- THE REQUEST:
Will you give every entry again exactly as it stands?

[Source records]
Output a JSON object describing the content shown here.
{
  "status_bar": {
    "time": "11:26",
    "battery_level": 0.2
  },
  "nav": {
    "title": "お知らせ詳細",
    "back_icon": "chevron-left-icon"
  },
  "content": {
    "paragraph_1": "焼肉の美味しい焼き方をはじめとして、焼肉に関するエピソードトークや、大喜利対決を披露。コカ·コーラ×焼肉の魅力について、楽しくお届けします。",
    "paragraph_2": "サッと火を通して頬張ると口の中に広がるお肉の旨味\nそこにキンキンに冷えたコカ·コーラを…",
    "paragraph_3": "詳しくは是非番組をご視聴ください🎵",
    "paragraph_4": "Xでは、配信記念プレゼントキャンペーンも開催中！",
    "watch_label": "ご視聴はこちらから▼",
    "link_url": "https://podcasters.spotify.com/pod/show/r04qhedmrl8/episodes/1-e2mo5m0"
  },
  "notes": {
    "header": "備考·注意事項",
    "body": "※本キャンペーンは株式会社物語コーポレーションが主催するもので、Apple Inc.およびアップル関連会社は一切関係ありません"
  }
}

- OUTPUT BELOW:
Output a JSON object describing the content shown here.
{
  "status_bar": {
    "time": "11:26",
    "battery_level": 0.2
  },
  "nav": {
    "title": "お知らせ詳細",
    "back_icon": "chevron-left-icon"
  },
  "content": {
    "paragraph_1": "焼肉の美味しい焼き方をはじめとして、焼肉に関するエピソードトークや、大喜利対決を披露。コカ·コーラ×焼肉の魅力について、楽しくお届けします。",
    "paragraph_2": "サッと火を通して頬張ると口の中に広がるお肉の旨味\nそこにキンキンに冷えたコカ·コーラを…",
    "paragraph_3": "詳しくは是非番組をご視聴ください🎵",
    "paragraph_4": "Xでは、配信記念プレゼントキャンペーンも開催中！",
    "watch_label": "ご視聴はこちらから▼",
    "link_url": "https://podcasters.spotify.com/pod/show/r04qhedmrl8/episodes/1-e2mo5m0"
  },
  "notes": {
    "header": "備考·注意事項",
    "body": "※本キャンペーンは株式会社物語コーポレーションが主催するもので、Apple Inc.およびアップル関連会社は一切関係ありません"
  }
}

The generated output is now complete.